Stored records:
::::
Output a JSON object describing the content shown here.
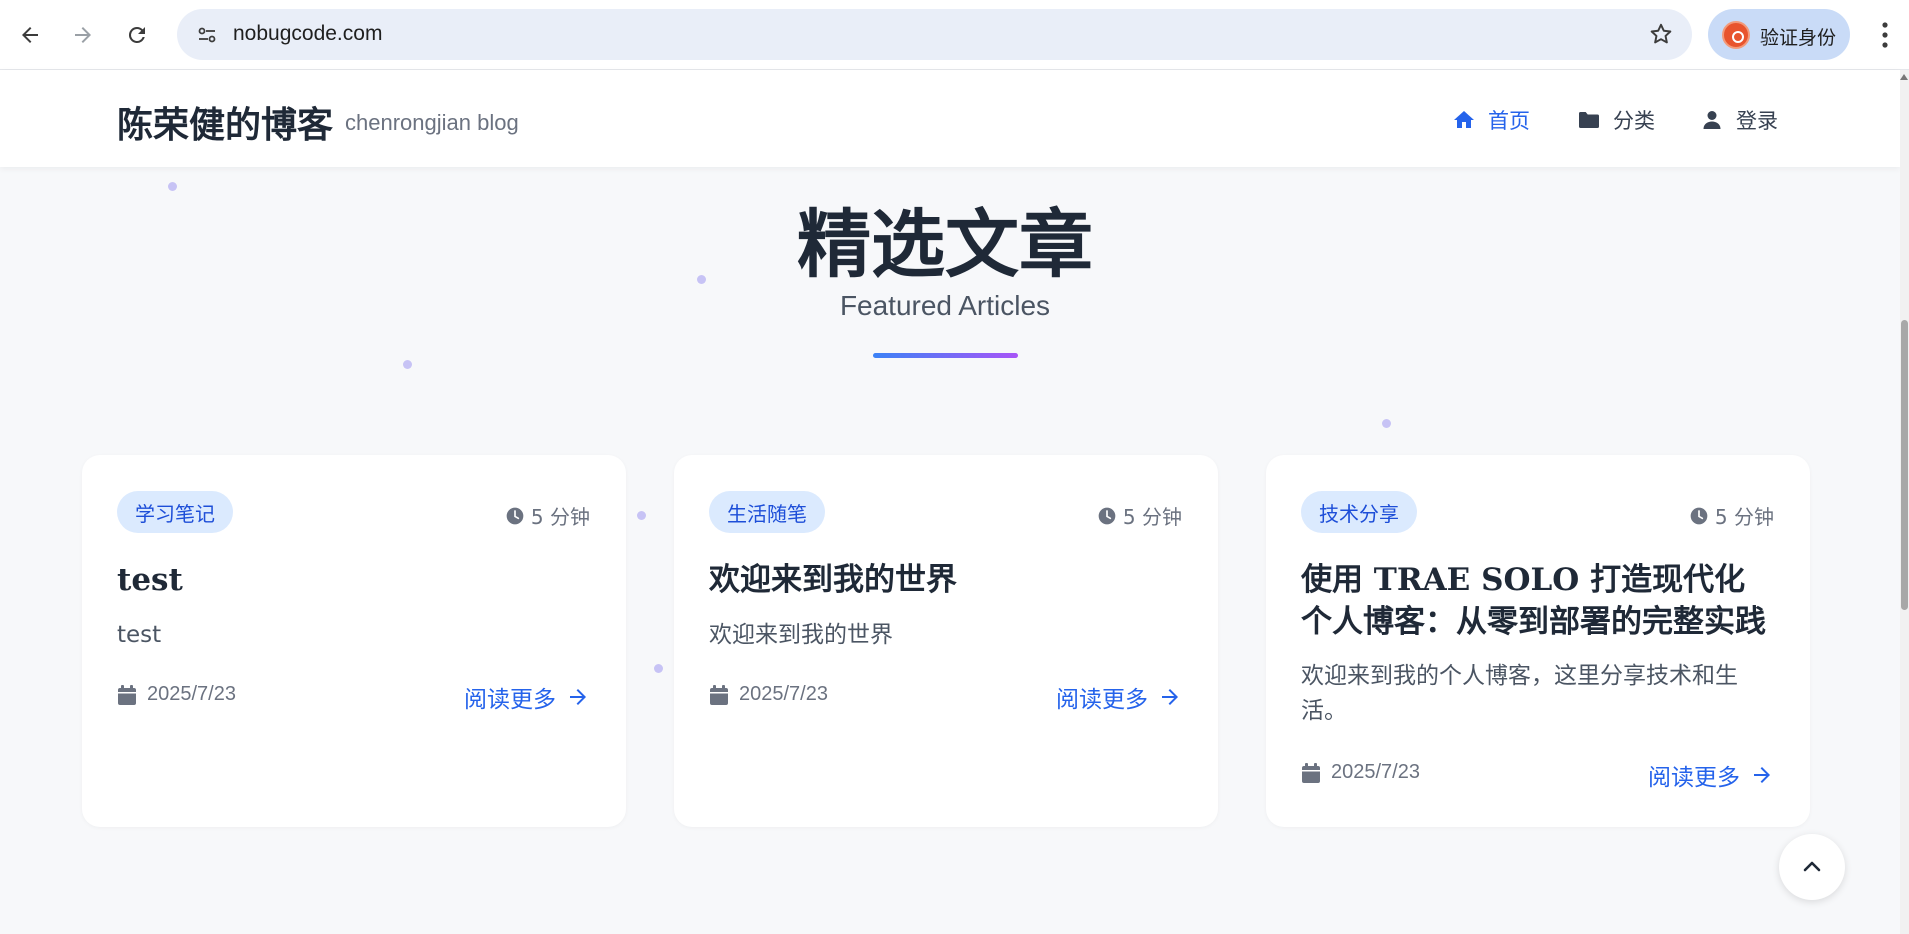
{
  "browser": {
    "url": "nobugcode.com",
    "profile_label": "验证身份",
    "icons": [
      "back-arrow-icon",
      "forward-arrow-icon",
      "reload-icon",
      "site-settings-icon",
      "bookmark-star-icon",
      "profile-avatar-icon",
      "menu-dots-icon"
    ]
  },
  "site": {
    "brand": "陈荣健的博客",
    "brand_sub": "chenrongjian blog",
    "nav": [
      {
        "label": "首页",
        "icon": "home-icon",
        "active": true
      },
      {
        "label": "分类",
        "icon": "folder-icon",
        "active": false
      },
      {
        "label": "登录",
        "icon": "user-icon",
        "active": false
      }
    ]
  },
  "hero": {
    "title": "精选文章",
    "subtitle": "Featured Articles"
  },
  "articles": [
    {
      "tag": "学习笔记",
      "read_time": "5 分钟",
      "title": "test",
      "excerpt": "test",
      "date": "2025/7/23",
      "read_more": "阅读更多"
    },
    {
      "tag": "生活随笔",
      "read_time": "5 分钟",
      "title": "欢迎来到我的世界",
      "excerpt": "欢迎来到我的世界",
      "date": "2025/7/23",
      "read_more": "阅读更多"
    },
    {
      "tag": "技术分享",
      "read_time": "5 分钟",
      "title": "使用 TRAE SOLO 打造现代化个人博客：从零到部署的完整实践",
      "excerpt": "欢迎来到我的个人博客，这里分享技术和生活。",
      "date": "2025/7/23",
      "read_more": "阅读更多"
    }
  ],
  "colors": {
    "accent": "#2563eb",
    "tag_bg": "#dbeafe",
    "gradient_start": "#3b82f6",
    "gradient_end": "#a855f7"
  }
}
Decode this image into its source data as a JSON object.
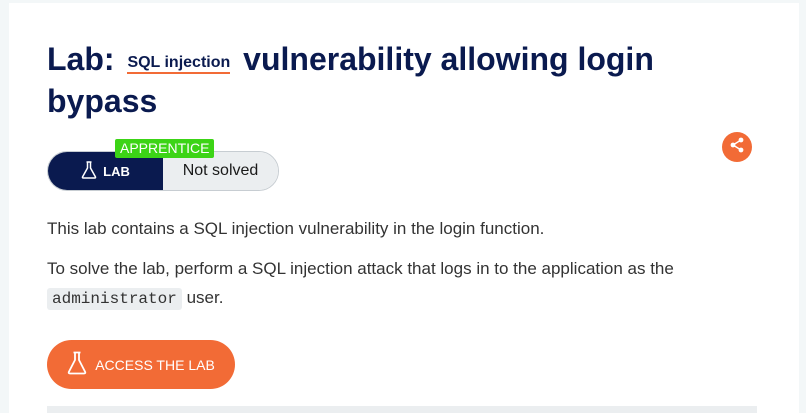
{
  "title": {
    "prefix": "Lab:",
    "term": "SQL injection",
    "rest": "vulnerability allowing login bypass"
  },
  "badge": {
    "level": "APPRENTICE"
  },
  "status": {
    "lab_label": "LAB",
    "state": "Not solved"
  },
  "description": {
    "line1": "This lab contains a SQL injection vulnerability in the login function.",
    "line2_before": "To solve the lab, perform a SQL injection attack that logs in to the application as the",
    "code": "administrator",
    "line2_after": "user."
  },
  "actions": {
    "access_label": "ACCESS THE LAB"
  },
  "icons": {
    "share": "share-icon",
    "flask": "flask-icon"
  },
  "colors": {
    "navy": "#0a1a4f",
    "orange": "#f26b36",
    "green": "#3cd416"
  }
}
::::
Skip the pictures and retype exactly the lines from the one that contains "Decode this image" to the last line of the records.

Decode this image into its source data as a JSON object.
{
  "title": {
    "prefix": "Lab:",
    "term": "SQL injection",
    "rest": "vulnerability allowing login bypass"
  },
  "badge": {
    "level": "APPRENTICE"
  },
  "status": {
    "lab_label": "LAB",
    "state": "Not solved"
  },
  "description": {
    "line1": "This lab contains a SQL injection vulnerability in the login function.",
    "line2_before": "To solve the lab, perform a SQL injection attack that logs in to the application as the",
    "code": "administrator",
    "line2_after": "user."
  },
  "actions": {
    "access_label": "ACCESS THE LAB"
  },
  "icons": {
    "share": "share-icon",
    "flask": "flask-icon"
  },
  "colors": {
    "navy": "#0a1a4f",
    "orange": "#f26b36",
    "green": "#3cd416"
  }
}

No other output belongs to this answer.